▸ Written instruction: What follows is a listing; restate every line of it word for word.

(Figure record listings)

#####

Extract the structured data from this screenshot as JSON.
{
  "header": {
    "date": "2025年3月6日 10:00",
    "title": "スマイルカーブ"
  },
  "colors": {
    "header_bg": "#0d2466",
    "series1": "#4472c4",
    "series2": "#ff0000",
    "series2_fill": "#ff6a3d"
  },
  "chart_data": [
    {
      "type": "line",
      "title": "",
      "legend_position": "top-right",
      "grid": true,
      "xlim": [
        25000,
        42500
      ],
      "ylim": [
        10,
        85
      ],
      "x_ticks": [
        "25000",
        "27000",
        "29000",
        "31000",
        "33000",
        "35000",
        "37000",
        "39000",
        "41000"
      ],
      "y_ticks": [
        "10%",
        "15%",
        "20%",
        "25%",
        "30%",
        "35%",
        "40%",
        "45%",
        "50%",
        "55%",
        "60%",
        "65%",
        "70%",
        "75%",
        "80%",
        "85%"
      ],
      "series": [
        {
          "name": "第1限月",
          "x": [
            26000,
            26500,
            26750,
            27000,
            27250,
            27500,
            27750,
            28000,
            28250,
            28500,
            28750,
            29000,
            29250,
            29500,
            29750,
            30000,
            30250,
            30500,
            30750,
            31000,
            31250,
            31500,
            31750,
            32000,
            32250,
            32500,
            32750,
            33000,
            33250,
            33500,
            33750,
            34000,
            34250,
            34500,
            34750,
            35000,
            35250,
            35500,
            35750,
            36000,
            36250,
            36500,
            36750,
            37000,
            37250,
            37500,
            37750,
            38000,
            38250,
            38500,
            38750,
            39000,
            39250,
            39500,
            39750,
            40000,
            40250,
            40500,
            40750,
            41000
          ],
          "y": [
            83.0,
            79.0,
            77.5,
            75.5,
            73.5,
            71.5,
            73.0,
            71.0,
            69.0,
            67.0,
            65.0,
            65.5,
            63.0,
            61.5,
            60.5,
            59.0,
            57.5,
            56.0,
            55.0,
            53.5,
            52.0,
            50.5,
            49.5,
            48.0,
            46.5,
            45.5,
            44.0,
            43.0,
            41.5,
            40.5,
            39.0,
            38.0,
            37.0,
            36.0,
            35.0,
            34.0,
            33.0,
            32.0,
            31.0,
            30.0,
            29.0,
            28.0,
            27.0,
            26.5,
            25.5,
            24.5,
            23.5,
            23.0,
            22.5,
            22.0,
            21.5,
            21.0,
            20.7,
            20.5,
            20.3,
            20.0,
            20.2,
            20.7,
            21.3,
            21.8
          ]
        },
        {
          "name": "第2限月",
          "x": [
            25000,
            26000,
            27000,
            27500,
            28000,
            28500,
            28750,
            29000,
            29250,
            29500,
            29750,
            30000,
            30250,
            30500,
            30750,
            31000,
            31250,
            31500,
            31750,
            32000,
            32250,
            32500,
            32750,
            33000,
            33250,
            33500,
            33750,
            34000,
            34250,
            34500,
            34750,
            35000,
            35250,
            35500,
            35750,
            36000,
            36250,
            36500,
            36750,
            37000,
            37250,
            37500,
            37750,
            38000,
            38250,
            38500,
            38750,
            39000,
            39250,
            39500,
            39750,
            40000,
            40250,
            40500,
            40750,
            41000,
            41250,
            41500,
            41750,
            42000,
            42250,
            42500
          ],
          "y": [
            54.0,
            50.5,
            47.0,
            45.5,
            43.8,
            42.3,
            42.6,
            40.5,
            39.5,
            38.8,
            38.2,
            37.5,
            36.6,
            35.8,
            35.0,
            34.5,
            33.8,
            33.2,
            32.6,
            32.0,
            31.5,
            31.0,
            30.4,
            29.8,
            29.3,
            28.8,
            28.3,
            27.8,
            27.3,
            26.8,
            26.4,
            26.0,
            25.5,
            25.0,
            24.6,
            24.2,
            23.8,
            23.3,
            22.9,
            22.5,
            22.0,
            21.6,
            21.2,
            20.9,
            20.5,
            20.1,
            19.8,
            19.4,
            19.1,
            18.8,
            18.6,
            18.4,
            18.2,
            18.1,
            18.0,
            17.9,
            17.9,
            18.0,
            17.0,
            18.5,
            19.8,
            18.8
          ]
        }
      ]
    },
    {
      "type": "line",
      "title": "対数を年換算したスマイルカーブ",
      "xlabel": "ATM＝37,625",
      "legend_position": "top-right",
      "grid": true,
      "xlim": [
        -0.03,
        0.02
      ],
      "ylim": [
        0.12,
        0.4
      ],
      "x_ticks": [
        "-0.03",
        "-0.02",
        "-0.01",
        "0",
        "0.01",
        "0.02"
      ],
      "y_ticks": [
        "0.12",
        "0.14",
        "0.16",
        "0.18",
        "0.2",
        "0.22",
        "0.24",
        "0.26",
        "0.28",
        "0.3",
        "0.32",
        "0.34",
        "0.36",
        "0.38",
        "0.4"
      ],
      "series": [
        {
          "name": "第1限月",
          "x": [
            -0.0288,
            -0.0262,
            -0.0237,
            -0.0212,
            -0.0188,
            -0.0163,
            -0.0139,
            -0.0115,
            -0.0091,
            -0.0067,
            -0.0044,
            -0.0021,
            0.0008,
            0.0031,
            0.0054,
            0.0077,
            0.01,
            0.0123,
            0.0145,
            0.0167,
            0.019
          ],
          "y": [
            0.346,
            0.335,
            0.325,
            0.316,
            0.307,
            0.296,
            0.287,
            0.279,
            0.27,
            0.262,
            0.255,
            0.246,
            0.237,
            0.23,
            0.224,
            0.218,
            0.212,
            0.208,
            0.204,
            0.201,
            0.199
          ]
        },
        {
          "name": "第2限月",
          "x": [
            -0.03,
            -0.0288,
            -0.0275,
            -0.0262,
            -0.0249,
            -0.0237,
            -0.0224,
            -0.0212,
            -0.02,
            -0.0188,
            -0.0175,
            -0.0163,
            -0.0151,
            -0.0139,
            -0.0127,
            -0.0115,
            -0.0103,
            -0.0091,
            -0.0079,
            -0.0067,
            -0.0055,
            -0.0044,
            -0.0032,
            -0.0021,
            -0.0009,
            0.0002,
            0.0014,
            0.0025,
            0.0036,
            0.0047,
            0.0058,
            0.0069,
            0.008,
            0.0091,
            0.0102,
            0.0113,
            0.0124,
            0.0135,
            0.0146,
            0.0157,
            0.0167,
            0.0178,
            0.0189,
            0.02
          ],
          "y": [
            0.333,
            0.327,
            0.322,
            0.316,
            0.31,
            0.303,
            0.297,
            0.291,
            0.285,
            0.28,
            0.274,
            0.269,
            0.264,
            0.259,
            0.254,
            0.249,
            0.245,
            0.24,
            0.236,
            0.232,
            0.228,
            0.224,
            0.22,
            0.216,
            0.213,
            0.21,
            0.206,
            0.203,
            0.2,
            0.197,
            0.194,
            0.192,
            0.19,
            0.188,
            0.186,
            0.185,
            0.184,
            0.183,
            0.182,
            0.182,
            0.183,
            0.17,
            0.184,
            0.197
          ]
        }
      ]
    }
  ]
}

#####

▸ Task solution:
Extract the structured data from this screenshot as JSON.
{
  "header": {
    "date": "2025年3月6日 10:00",
    "title": "スマイルカーブ"
  },
  "colors": {
    "header_bg": "#0d2466",
    "series1": "#4472c4",
    "series2": "#ff0000",
    "series2_fill": "#ff6a3d"
  },
  "chart_data": [
    {
      "type": "line",
      "title": "",
      "legend_position": "top-right",
      "grid": true,
      "xlim": [
        25000,
        42500
      ],
      "ylim": [
        10,
        85
      ],
      "x_ticks": [
        "25000",
        "27000",
        "29000",
        "31000",
        "33000",
        "35000",
        "37000",
        "39000",
        "41000"
      ],
      "y_ticks": [
        "10%",
        "15%",
        "20%",
        "25%",
        "30%",
        "35%",
        "40%",
        "45%",
        "50%",
        "55%",
        "60%",
        "65%",
        "70%",
        "75%",
        "80%",
        "85%"
      ],
      "series": [
        {
          "name": "第1限月",
          "x": [
            26000,
            26500,
            26750,
            27000,
            27250,
            27500,
            27750,
            28000,
            28250,
            28500,
            28750,
            29000,
            29250,
            29500,
            29750,
            30000,
            30250,
            30500,
            30750,
            31000,
            31250,
            31500,
            31750,
            32000,
            32250,
            32500,
            32750,
            33000,
            33250,
            33500,
            33750,
            34000,
            34250,
            34500,
            34750,
            35000,
            35250,
            35500,
            35750,
            36000,
            36250,
            36500,
            36750,
            37000,
            37250,
            37500,
            37750,
            38000,
            38250,
            38500,
            38750,
            39000,
            39250,
            39500,
            39750,
            40000,
            40250,
            40500,
            40750,
            41000
          ],
          "y": [
            83.0,
            79.0,
            77.5,
            75.5,
            73.5,
            71.5,
            73.0,
            71.0,
            69.0,
            67.0,
            65.0,
            65.5,
            63.0,
            61.5,
            60.5,
            59.0,
            57.5,
            56.0,
            55.0,
            53.5,
            52.0,
            50.5,
            49.5,
            48.0,
            46.5,
            45.5,
            44.0,
            43.0,
            41.5,
            40.5,
            39.0,
            38.0,
            37.0,
            36.0,
            35.0,
            34.0,
            33.0,
            32.0,
            31.0,
            30.0,
            29.0,
            28.0,
            27.0,
            26.5,
            25.5,
            24.5,
            23.5,
            23.0,
            22.5,
            22.0,
            21.5,
            21.0,
            20.7,
            20.5,
            20.3,
            20.0,
            20.2,
            20.7,
            21.3,
            21.8
          ]
        },
        {
          "name": "第2限月",
          "x": [
            25000,
            26000,
            27000,
            27500,
            28000,
            28500,
            28750,
            29000,
            29250,
            29500,
            29750,
            30000,
            30250,
            30500,
            30750,
            31000,
            31250,
            31500,
            31750,
            32000,
            32250,
            32500,
            32750,
            33000,
            33250,
            33500,
            33750,
            34000,
            34250,
            34500,
            34750,
            35000,
            35250,
            35500,
            35750,
            36000,
            36250,
            36500,
            36750,
            37000,
            37250,
            37500,
            37750,
            38000,
            38250,
            38500,
            38750,
            39000,
            39250,
            39500,
            39750,
            40000,
            40250,
            40500,
            40750,
            41000,
            41250,
            41500,
            41750,
            42000,
            42250,
            42500
          ],
          "y": [
            54.0,
            50.5,
            47.0,
            45.5,
            43.8,
            42.3,
            42.6,
            40.5,
            39.5,
            38.8,
            38.2,
            37.5,
            36.6,
            35.8,
            35.0,
            34.5,
            33.8,
            33.2,
            32.6,
            32.0,
            31.5,
            31.0,
            30.4,
            29.8,
            29.3,
            28.8,
            28.3,
            27.8,
            27.3,
            26.8,
            26.4,
            26.0,
            25.5,
            25.0,
            24.6,
            24.2,
            23.8,
            23.3,
            22.9,
            22.5,
            22.0,
            21.6,
            21.2,
            20.9,
            20.5,
            20.1,
            19.8,
            19.4,
            19.1,
            18.8,
            18.6,
            18.4,
            18.2,
            18.1,
            18.0,
            17.9,
            17.9,
            18.0,
            17.0,
            18.5,
            19.8,
            18.8
          ]
        }
      ]
    },
    {
      "type": "line",
      "title": "対数を年換算したスマイルカーブ",
      "xlabel": "ATM＝37,625",
      "legend_position": "top-right",
      "grid": true,
      "xlim": [
        -0.03,
        0.02
      ],
      "ylim": [
        0.12,
        0.4
      ],
      "x_ticks": [
        "-0.03",
        "-0.02",
        "-0.01",
        "0",
        "0.01",
        "0.02"
      ],
      "y_ticks": [
        "0.12",
        "0.14",
        "0.16",
        "0.18",
        "0.2",
        "0.22",
        "0.24",
        "0.26",
        "0.28",
        "0.3",
        "0.32",
        "0.34",
        "0.36",
        "0.38",
        "0.4"
      ],
      "series": [
        {
          "name": "第1限月",
          "x": [
            -0.0288,
            -0.0262,
            -0.0237,
            -0.0212,
            -0.0188,
            -0.0163,
            -0.0139,
            -0.0115,
            -0.0091,
            -0.0067,
            -0.0044,
            -0.0021,
            0.0008,
            0.0031,
            0.0054,
            0.0077,
            0.01,
            0.0123,
            0.0145,
            0.0167,
            0.019
          ],
          "y": [
            0.346,
            0.335,
            0.325,
            0.316,
            0.307,
            0.296,
            0.287,
            0.279,
            0.27,
            0.262,
            0.255,
            0.246,
            0.237,
            0.23,
            0.224,
            0.218,
            0.212,
            0.208,
            0.204,
            0.201,
            0.199
          ]
        },
        {
          "name": "第2限月",
          "x": [
            -0.03,
            -0.0288,
            -0.0275,
            -0.0262,
            -0.0249,
            -0.0237,
            -0.0224,
            -0.0212,
            -0.02,
            -0.0188,
            -0.0175,
            -0.0163,
            -0.0151,
            -0.0139,
            -0.0127,
            -0.0115,
            -0.0103,
            -0.0091,
            -0.0079,
            -0.0067,
            -0.0055,
            -0.0044,
            -0.0032,
            -0.0021,
            -0.0009,
            0.0002,
            0.0014,
            0.0025,
            0.0036,
            0.0047,
            0.0058,
            0.0069,
            0.008,
            0.0091,
            0.0102,
            0.0113,
            0.0124,
            0.0135,
            0.0146,
            0.0157,
            0.0167,
            0.0178,
            0.0189,
            0.02
          ],
          "y": [
            0.333,
            0.327,
            0.322,
            0.316,
            0.31,
            0.303,
            0.297,
            0.291,
            0.285,
            0.28,
            0.274,
            0.269,
            0.264,
            0.259,
            0.254,
            0.249,
            0.245,
            0.24,
            0.236,
            0.232,
            0.228,
            0.224,
            0.22,
            0.216,
            0.213,
            0.21,
            0.206,
            0.203,
            0.2,
            0.197,
            0.194,
            0.192,
            0.19,
            0.188,
            0.186,
            0.185,
            0.184,
            0.183,
            0.182,
            0.182,
            0.183,
            0.17,
            0.184,
            0.197
          ]
        }
      ]
    }
  ]
}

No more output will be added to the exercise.